_DATASET ENTRIES:_
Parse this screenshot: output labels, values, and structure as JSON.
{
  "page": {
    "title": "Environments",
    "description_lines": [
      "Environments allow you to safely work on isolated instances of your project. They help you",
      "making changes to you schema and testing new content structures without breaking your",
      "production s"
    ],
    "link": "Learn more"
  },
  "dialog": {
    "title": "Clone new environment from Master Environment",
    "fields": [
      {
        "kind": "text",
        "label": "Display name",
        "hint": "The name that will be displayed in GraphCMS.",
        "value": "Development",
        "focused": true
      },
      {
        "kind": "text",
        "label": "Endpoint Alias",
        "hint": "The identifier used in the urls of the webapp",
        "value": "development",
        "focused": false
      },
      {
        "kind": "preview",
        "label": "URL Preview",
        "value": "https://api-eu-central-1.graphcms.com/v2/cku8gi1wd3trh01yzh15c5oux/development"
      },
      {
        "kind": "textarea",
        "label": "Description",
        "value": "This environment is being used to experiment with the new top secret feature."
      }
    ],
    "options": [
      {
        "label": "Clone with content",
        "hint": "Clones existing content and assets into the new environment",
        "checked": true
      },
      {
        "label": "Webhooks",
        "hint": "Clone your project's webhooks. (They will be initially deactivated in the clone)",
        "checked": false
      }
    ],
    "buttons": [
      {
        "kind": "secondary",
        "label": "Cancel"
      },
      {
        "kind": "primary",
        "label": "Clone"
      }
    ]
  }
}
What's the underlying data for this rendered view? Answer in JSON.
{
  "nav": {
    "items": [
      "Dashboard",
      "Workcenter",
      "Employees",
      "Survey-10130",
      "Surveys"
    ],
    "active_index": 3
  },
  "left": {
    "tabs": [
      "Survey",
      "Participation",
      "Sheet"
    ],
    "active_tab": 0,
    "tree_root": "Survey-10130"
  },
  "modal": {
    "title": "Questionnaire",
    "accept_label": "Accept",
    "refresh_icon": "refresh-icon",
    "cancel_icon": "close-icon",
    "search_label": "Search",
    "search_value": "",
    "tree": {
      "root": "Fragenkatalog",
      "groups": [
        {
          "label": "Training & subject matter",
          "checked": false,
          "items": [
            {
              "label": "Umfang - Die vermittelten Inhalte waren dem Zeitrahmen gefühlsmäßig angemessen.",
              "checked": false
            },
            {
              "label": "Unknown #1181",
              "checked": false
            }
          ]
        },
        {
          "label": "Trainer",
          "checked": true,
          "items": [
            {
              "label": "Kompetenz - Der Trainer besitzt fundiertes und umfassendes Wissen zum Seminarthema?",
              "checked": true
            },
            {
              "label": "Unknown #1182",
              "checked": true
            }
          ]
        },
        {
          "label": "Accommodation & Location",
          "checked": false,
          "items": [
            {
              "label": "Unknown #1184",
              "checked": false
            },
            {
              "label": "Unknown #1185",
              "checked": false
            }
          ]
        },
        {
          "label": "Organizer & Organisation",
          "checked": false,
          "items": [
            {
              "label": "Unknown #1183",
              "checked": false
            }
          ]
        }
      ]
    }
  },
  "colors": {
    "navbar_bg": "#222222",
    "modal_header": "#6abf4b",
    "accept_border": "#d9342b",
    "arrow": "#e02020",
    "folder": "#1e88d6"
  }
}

_EXERCISE OBJECTIVE:_ Copy all lines from the material that contain "Environments".

_OUTPUT BELOW:_
    "title": "Environments",
      "Environments allow you to safely work on isolated instances of your project. They help you",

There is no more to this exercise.